Goal: Give all of the lines again exactly as they read.

Data for this exercise:
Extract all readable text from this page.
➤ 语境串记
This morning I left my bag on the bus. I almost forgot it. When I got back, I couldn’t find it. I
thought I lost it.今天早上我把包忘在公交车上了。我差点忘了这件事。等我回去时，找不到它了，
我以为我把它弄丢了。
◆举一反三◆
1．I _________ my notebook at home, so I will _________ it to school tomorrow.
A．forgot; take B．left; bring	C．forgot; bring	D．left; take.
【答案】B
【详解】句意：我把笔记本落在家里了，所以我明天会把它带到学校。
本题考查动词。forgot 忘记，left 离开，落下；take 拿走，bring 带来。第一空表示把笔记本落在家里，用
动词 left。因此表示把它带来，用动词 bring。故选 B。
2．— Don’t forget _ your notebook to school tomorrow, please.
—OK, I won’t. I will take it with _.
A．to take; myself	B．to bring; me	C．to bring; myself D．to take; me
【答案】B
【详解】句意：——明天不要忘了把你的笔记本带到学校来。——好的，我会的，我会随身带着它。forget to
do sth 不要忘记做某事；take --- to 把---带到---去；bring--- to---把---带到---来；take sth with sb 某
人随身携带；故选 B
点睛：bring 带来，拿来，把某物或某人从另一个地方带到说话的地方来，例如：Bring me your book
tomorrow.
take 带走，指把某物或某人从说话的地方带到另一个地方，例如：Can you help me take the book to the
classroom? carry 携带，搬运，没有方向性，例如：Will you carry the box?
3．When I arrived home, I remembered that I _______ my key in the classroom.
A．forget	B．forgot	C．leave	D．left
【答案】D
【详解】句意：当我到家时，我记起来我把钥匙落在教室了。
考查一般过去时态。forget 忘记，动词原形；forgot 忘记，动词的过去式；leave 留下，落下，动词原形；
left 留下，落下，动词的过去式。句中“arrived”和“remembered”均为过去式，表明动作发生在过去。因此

Task answer:
Extract all readable text from this page.
➤ 语境串记
This morning I left my bag on the bus. I almost forgot it. When I got back, I couldn’t find it. I
thought I lost it.今天早上我把包忘在公交车上了。我差点忘了这件事。等我回去时，找不到它了，
我以为我把它弄丢了。
◆举一反三◆
1．I _________ my notebook at home, so I will _________ it to school tomorrow.
A．forgot; take B．left; bring	C．forgot; bring	D．left; take.
【答案】B
【详解】句意：我把笔记本落在家里了，所以我明天会把它带到学校。
本题考查动词。forgot 忘记，left 离开，落下；take 拿走，bring 带来。第一空表示把笔记本落在家里，用
动词 left。因此表示把它带来，用动词 bring。故选 B。
2．— Don’t forget _ your notebook to school tomorrow, please.
—OK, I won’t. I will take it with _.
A．to take; myself	B．to bring; me	C．to bring; myself D．to take; me
【答案】B
【详解】句意：——明天不要忘了把你的笔记本带到学校来。——好的，我会的，我会随身带着它。forget to
do sth 不要忘记做某事；take --- to 把---带到---去；bring--- to---把---带到---来；take sth with sb 某
人随身携带；故选 B
点睛：bring 带来，拿来，把某物或某人从另一个地方带到说话的地方来，例如：Bring me your book
tomorrow.
take 带走，指把某物或某人从说话的地方带到另一个地方，例如：Can you help me take the book to the
classroom? carry 携带，搬运，没有方向性，例如：Will you carry the box?
3．When I arrived home, I remembered that I _______ my key in the classroom.
A．forget	B．forgot	C．leave	D．left
【答案】D
【详解】句意：当我到家时，我记起来我把钥匙落在教室了。
考查一般过去时态。forget 忘记，动词原形；forgot 忘记，动词的过去式；leave 留下，落下，动词原形；
left 留下，落下，动词的过去式。句中“arrived”和“remembered”均为过去式，表明动作发生在过去。因此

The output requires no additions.